O aumento dos casos de pancreatite associados ao uso de canetas emagrecedoras no Brasil não é um dado isolado nem um mero detalhe estatístico. Trata-se de um alerta de saúde pública que expõe os riscos da medicalização apressada do emagrecimento e da banalização de medicamentos que exigem prescrição e acompanhamento rigoroso.
O que deveria ser exceção terapêutica tem se transformado em regra, muitas vezes guiada por modismos e falsas promessas de resultados rápidos.
Esses medicamentos, desenvolvidos originalmente para o tratamento do diabetes e posteriormente autorizados, em situações específicas, para o controle do peso, passaram a circular fora do ambiente médico com inquietante facilidade.
O uso sem avaliação clínica adequada, sem exames prévios e sem controle de doses cria um cenário propício para complicações graves, como a pancreatite, uma inflamação do pâncreas que pode evoluir rapidamente e exigir internação hospitalar, além de colocar a vida do paciente em risco.

Dados fornecidos:
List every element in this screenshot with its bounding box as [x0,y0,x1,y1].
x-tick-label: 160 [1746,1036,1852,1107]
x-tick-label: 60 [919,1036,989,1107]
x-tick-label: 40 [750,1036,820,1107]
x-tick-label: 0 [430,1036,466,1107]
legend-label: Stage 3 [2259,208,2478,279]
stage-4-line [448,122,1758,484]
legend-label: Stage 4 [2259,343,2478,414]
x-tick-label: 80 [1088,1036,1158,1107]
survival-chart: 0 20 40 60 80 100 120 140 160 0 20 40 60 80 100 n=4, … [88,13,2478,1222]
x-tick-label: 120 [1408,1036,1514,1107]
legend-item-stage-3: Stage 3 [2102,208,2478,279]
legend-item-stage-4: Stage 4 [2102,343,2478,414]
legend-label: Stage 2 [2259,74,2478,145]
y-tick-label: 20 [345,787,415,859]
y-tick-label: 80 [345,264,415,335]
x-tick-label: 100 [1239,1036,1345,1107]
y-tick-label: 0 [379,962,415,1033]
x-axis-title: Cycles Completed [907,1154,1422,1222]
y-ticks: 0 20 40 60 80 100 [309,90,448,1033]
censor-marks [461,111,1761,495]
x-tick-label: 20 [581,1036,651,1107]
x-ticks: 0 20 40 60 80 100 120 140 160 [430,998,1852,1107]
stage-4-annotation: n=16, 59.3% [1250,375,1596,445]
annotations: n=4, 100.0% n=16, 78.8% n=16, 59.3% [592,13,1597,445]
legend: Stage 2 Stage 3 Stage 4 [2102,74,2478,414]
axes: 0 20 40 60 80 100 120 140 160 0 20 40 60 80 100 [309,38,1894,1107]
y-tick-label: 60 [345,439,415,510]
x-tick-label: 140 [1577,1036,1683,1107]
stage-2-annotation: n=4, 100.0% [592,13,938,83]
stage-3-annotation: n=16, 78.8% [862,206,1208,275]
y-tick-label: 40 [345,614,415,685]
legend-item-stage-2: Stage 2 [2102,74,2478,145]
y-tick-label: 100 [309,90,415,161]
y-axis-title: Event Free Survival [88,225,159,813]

Lista de tarefas:
- 1) Segundo o texto sobre pancreatite e canetas emagrecedoras, sem quais cuidados o uso desses medicamentos cria um cenário propício a complicações graves? Liste todos.
- 2) Retome o texto sobre pancreatite e canetas emagrecedoras a partir do ponto em que ele para.

Respostas por tarefa:
- 1)
- Avaliação clínica adequada
- Exames prévios
- Controle de doses

- 2)
Os sintomas associados à pancreatite não podem ser minimizados. Dor abdominal intensa e persistente, náuseas, vômitos, febre e mal-estar generalizado são sinais claros de que algo está errado.
Ignorá-los ou tratá-los como efeitos colaterais “normais” do processo de emagrecimento é um erro perigoso, que pode atrasar o diagnóstico e agravar o quadro clínico. Em casos mais severos, as consequências podem ser irreversíveis.
O crescimento desses registros revela um problema maior: a cultura do atalho. Em uma sociedade que valoriza resultados imediatos, medicamentos potentes são vistos como soluções mágicas, dissociadas de riscos e contraindicações. Soma-se a isso a influência das redes sociais, que frequentemente promovem o uso dessas canetas sem qualquer critério técnico, estimulando a automedicação e a falsa sensação de segurança.
Autoridades de saúde e especialistas são unânimes ao reforçar que as canetas emagrecedoras não são inofensivas. São fármacos sujeitos a prescrição, cujo uso exige avaliação individual, histórico clínico detalhado e acompanhamento contínuo. Quando utilizados de forma indiscriminada, deixam de ser instrumentos terapêuticos e passam a representar um problema de saúde coletiva.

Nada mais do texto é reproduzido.